### ENTRIES SHOWN
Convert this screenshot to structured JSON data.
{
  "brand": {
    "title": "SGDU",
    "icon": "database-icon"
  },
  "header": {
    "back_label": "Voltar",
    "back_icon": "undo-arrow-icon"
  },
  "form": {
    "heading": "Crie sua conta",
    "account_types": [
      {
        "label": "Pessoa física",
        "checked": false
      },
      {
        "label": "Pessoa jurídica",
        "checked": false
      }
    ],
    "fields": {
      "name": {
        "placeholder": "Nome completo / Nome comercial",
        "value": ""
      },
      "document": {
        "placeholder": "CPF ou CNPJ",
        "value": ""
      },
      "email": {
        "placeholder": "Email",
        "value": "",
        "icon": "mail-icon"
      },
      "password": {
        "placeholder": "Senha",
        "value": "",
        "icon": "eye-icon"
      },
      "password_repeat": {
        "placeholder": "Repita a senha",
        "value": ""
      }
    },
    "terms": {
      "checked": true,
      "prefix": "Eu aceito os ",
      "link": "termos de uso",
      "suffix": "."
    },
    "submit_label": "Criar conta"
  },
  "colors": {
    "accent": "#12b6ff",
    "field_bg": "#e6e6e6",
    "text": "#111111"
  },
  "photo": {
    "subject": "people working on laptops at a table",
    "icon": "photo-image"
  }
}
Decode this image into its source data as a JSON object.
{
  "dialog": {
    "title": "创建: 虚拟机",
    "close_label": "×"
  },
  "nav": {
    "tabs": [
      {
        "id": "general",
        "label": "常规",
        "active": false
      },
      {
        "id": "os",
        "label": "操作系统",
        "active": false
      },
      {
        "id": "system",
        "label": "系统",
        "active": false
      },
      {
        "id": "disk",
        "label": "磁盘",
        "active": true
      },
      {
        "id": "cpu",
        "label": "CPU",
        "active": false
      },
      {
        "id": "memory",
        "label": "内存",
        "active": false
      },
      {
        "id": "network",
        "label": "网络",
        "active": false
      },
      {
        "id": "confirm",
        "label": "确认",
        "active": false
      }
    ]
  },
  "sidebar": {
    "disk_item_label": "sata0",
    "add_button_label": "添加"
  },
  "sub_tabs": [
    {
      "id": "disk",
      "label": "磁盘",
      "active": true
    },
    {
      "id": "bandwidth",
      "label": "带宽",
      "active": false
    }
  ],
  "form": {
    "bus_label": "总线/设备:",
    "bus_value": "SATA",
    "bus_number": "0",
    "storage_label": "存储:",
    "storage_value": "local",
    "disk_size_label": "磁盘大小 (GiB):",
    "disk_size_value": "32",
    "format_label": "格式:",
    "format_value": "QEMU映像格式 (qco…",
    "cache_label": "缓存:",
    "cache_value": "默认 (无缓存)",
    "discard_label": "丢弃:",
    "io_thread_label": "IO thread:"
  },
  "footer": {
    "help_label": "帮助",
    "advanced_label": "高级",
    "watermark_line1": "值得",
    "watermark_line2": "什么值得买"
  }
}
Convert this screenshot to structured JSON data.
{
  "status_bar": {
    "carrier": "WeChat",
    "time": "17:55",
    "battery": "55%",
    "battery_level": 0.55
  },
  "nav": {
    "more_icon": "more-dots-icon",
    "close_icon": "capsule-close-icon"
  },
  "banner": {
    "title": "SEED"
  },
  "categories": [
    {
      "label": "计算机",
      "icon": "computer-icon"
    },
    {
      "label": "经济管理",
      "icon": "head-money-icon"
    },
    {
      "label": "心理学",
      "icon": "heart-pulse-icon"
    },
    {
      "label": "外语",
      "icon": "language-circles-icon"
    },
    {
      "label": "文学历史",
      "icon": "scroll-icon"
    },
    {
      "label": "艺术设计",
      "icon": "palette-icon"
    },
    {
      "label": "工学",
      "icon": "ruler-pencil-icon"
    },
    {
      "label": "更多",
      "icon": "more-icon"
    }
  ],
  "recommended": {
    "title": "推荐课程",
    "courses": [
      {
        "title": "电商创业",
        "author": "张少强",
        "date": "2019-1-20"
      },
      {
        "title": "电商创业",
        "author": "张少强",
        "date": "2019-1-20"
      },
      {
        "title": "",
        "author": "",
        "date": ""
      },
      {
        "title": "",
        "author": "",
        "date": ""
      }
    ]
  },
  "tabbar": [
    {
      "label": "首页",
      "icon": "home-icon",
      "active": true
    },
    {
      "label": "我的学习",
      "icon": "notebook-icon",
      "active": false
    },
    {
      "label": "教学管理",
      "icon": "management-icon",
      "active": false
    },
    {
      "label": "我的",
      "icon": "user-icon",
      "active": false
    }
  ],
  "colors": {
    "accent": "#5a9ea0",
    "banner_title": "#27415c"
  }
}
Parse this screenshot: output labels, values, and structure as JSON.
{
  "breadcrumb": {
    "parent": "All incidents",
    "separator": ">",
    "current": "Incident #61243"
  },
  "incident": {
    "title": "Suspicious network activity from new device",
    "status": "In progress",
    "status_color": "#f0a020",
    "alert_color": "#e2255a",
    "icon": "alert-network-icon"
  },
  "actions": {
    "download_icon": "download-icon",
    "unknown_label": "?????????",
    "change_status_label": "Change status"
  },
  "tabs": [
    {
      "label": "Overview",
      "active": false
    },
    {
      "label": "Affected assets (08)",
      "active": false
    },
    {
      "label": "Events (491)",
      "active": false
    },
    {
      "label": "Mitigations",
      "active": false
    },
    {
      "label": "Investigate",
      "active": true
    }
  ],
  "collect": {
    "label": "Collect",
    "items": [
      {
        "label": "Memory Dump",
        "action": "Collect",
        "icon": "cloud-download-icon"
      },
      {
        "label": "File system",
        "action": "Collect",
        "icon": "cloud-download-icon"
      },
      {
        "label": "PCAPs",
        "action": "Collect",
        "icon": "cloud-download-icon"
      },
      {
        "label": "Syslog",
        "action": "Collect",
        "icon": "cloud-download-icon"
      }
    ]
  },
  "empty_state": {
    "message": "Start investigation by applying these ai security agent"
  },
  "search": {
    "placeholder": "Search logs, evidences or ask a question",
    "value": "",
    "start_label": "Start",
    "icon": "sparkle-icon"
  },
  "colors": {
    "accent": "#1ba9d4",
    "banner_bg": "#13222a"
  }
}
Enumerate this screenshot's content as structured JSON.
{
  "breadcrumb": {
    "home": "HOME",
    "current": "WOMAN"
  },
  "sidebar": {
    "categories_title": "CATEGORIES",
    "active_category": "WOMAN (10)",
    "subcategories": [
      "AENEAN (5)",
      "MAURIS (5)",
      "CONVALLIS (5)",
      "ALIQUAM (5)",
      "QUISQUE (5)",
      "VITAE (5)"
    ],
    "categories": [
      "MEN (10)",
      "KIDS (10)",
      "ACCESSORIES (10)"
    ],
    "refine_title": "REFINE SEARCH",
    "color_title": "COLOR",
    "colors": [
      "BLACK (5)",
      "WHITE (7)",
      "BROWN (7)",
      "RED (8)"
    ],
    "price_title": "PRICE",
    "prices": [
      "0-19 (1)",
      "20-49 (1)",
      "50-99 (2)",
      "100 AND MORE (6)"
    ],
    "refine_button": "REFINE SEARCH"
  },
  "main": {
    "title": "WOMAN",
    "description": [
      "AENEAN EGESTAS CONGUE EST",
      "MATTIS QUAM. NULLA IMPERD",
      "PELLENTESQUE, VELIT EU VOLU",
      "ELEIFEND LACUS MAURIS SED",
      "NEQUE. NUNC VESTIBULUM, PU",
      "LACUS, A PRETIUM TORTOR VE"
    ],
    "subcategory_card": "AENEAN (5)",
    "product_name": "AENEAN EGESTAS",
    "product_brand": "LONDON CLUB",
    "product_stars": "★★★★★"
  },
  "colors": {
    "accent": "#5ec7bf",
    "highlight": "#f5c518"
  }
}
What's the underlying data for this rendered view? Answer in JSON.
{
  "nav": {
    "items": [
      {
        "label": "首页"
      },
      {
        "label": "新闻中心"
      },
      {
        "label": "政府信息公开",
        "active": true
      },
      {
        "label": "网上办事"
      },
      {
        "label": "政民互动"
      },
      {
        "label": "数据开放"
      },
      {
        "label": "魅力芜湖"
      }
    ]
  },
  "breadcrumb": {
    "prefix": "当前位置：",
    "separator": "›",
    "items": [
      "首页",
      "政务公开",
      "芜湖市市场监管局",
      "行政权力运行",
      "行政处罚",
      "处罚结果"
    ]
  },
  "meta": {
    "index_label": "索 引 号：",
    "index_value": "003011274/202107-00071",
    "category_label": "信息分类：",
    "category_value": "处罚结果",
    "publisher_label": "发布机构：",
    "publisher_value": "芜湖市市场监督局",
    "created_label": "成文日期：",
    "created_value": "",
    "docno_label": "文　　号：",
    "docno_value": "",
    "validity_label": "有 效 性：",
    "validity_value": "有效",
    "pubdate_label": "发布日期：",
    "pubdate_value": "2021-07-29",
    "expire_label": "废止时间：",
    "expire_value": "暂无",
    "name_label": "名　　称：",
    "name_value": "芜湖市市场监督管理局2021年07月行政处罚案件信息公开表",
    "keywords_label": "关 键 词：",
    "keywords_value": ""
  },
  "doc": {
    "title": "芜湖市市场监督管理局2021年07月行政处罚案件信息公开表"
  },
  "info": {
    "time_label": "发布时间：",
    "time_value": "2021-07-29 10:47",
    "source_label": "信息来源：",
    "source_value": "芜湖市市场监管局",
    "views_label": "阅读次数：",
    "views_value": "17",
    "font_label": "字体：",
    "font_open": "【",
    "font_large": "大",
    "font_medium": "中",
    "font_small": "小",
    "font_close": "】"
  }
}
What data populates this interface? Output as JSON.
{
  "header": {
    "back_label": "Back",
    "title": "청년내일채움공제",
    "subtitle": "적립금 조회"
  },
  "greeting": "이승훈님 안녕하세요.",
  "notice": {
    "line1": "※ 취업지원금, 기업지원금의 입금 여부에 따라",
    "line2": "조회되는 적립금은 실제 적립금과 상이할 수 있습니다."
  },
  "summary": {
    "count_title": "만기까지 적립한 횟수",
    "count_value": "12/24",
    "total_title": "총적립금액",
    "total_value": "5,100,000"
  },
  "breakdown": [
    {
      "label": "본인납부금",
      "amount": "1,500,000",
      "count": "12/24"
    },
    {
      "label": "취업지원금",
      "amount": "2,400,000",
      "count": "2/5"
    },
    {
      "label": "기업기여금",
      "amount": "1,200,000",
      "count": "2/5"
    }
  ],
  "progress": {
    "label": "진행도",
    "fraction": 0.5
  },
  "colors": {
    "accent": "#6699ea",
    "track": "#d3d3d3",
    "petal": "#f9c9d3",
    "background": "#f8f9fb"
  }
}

### EXERCISE
Make a tally of the lines in this data that include the string "accent", and answer with that tally alone.

### EXPECTED OUTPUT
5